--- Written task ---
Only the lines holding the string "JSON" are needed. Copy each one.

· · ·

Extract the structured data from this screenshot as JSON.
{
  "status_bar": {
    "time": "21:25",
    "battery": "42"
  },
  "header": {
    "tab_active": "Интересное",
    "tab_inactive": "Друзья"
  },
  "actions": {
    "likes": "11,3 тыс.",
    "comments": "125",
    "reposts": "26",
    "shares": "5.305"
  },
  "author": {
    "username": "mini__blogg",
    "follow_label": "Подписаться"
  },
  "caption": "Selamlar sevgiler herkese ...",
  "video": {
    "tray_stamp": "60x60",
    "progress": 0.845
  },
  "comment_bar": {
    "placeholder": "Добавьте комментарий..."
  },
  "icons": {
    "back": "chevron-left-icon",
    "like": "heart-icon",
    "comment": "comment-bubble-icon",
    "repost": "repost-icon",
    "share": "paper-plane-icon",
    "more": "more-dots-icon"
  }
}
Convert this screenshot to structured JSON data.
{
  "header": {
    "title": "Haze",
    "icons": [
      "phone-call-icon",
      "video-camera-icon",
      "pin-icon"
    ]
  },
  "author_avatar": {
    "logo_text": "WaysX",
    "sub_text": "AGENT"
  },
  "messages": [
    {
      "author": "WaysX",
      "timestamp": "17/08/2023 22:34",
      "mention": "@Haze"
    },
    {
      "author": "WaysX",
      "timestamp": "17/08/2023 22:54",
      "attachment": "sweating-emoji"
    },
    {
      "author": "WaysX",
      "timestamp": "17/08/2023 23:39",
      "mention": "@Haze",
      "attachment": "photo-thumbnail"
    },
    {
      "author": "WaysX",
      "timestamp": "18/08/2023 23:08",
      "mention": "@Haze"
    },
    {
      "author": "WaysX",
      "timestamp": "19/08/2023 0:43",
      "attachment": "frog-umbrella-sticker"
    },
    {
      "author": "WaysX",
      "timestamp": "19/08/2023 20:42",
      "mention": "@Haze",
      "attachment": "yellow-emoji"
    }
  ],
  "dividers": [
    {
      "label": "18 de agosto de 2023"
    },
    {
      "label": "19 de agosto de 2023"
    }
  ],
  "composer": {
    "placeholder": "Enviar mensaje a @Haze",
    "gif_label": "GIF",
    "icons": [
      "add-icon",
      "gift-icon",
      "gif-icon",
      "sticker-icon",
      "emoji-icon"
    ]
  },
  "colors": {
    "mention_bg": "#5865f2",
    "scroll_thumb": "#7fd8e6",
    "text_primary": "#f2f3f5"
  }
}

· · ·

--- Correct response ---
Extract the structured data from this screenshot as JSON.
Convert this screenshot to structured JSON data.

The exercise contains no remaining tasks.